Prompt >> Restate each of the lines given below, word for word.

:: Given entries ::

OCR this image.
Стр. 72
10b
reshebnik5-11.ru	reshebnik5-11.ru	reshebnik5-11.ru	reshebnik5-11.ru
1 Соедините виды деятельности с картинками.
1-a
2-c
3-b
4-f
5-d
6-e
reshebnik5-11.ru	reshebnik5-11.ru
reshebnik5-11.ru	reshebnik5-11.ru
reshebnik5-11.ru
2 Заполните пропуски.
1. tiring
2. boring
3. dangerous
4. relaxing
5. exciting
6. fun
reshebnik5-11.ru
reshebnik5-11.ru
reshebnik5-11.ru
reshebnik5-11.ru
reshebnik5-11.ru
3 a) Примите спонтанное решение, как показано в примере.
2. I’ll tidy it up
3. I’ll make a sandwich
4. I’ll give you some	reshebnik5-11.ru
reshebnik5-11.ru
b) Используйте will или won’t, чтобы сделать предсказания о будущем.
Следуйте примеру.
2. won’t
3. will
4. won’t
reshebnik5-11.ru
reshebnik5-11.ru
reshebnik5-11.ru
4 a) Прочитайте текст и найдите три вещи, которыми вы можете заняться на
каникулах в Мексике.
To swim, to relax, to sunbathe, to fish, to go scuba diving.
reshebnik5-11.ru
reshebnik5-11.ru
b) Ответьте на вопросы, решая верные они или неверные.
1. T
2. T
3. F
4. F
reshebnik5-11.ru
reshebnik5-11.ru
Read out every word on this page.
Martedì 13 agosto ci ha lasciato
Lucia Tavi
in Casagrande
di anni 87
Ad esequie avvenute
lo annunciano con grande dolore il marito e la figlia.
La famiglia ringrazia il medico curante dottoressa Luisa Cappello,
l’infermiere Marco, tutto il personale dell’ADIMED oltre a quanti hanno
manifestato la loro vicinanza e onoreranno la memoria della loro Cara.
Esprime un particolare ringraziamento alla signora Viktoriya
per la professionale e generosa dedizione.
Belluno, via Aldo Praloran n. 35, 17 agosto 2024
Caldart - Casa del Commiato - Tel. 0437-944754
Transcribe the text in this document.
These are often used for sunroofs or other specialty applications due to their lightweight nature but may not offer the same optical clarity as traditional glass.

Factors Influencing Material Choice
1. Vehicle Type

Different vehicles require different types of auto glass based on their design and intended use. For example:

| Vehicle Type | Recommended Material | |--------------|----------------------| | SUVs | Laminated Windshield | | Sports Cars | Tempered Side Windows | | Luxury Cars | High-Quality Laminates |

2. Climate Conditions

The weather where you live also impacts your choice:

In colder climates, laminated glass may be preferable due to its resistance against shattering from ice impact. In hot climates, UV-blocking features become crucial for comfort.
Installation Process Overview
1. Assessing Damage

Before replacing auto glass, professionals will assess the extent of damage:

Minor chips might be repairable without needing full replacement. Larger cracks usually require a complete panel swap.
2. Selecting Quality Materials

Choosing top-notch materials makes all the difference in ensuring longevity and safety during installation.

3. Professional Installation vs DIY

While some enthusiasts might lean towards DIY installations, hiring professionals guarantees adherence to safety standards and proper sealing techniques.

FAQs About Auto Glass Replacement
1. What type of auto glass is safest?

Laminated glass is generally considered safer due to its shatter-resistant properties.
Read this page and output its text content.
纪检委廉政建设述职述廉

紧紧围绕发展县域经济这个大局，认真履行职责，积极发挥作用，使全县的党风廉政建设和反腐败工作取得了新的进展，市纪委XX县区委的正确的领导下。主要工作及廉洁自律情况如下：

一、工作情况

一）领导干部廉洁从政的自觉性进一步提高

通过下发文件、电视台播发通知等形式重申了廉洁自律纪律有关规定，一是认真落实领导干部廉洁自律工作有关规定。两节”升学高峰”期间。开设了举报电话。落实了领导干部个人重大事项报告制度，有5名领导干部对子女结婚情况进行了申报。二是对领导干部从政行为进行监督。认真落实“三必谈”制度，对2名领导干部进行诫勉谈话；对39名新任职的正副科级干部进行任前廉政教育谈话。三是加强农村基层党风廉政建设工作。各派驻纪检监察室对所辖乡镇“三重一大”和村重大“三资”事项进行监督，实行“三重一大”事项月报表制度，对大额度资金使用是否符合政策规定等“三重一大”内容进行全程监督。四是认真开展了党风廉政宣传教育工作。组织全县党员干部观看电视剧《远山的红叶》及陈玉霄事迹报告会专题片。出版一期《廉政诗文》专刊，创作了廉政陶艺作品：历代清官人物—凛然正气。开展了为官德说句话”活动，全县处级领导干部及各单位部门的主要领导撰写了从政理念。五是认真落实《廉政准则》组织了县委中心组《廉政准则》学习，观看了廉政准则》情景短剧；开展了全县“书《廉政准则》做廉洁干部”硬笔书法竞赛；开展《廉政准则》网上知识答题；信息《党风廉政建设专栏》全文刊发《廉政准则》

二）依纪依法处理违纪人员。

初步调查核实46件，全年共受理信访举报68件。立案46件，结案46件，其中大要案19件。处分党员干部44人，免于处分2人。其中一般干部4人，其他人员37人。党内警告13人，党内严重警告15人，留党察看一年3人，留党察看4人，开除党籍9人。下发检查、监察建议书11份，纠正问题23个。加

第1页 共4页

:::

Result below >>
OCR this image.
Стр. 72
10b
reshebnik5-11.ru	reshebnik5-11.ru	reshebnik5-11.ru	reshebnik5-11.ru
1 Соедините виды деятельности с картинками.
1-a
2-c
3-b
4-f
5-d
6-e
reshebnik5-11.ru	reshebnik5-11.ru
reshebnik5-11.ru	reshebnik5-11.ru
reshebnik5-11.ru
2 Заполните пропуски.
1. tiring
2. boring
3. dangerous
4. relaxing
5. exciting
6. fun
reshebnik5-11.ru
reshebnik5-11.ru
reshebnik5-11.ru
reshebnik5-11.ru
reshebnik5-11.ru
3 a) Примите спонтанное решение, как показано в примере.
2. I’ll tidy it up
3. I’ll make a sandwich
4. I’ll give you some	reshebnik5-11.ru
reshebnik5-11.ru
b) Используйте will или won’t, чтобы сделать предсказания о будущем.
Следуйте примеру.
2. won’t
3. will
4. won’t
reshebnik5-11.ru
reshebnik5-11.ru
reshebnik5-11.ru
4 a) Прочитайте текст и найдите три вещи, которыми вы можете заняться на
каникулах в Мексике.
To swim, to relax, to sunbathe, to fish, to go scuba diving.
reshebnik5-11.ru
reshebnik5-11.ru
b) Ответьте на вопросы, решая верные они или неверные.
1. T
2. T
3. F
4. F
reshebnik5-11.ru
reshebnik5-11.ru
Read out every word on this page.
Martedì 13 agosto ci ha lasciato
Lucia Tavi
in Casagrande
di anni 87
Ad esequie avvenute
lo annunciano con grande dolore il marito e la figlia.
La famiglia ringrazia il medico curante dottoressa Luisa Cappello,
l’infermiere Marco, tutto il personale dell’ADIMED oltre a quanti hanno
manifestato la loro vicinanza e onoreranno la memoria della loro Cara.
Esprime un particolare ringraziamento alla signora Viktoriya
per la professionale e generosa dedizione.
Belluno, via Aldo Praloran n. 35, 17 agosto 2024
Caldart - Casa del Commiato - Tel. 0437-944754
Transcribe the text in this document.
These are often used for sunroofs or other specialty applications due to their lightweight nature but may not offer the same optical clarity as traditional glass.

Factors Influencing Material Choice
1. Vehicle Type

Different vehicles require different types of auto glass based on their design and intended use. For example:

| Vehicle Type | Recommended Material | |--------------|----------------------| | SUVs | Laminated Windshield | | Sports Cars | Tempered Side Windows | | Luxury Cars | High-Quality Laminates |

2. Climate Conditions

The weather where you live also impacts your choice:

In colder climates, laminated glass may be preferable due to its resistance against shattering from ice impact. In hot climates, UV-blocking features become crucial for comfort.
Installation Process Overview
1. Assessing Damage

Before replacing auto glass, professionals will assess the extent of damage:

Minor chips might be repairable without needing full replacement. Larger cracks usually require a complete panel swap.
2. Selecting Quality Materials

Choosing top-notch materials makes all the difference in ensuring longevity and safety during installation.

3. Professional Installation vs DIY

While some enthusiasts might lean towards DIY installations, hiring professionals guarantees adherence to safety standards and proper sealing techniques.

FAQs About Auto Glass Replacement
1. What type of auto glass is safest?

Laminated glass is generally considered safer due to its shatter-resistant properties.
Read this page and output its text content.
纪检委廉政建设述职述廉

紧紧围绕发展县域经济这个大局，认真履行职责，积极发挥作用，使全县的党风廉政建设和反腐败工作取得了新的进展，市纪委XX县区委的正确的领导下。主要工作及廉洁自律情况如下：

一、工作情况

一）领导干部廉洁从政的自觉性进一步提高

通过下发文件、电视台播发通知等形式重申了廉洁自律纪律有关规定，一是认真落实领导干部廉洁自律工作有关规定。两节”升学高峰”期间。开设了举报电话。落实了领导干部个人重大事项报告制度，有5名领导干部对子女结婚情况进行了申报。二是对领导干部从政行为进行监督。认真落实“三必谈”制度，对2名领导干部进行诫勉谈话；对39名新任职的正副科级干部进行任前廉政教育谈话。三是加强农村基层党风廉政建设工作。各派驻纪检监察室对所辖乡镇“三重一大”和村重大“三资”事项进行监督，实行“三重一大”事项月报表制度，对大额度资金使用是否符合政策规定等“三重一大”内容进行全程监督。四是认真开展了党风廉政宣传教育工作。组织全县党员干部观看电视剧《远山的红叶》及陈玉霄事迹报告会专题片。出版一期《廉政诗文》专刊，创作了廉政陶艺作品：历代清官人物—凛然正气。开展了为官德说句话”活动，全县处级领导干部及各单位部门的主要领导撰写了从政理念。五是认真落实《廉政准则》组织了县委中心组《廉政准则》学习，观看了廉政准则》情景短剧；开展了全县“书《廉政准则》做廉洁干部”硬笔书法竞赛；开展《廉政准则》网上知识答题；信息《党风廉政建设专栏》全文刊发《廉政准则》

二）依纪依法处理违纪人员。

初步调查核实46件，全年共受理信访举报68件。立案46件，结案46件，其中大要案19件。处分党员干部44人，免于处分2人。其中一般干部4人，其他人员37人。党内警告13人，党内严重警告15人，留党察看一年3人，留党察看4人，开除党籍9人。下发检查、监察建议书11份，纠正问题23个。加

第1页 共4页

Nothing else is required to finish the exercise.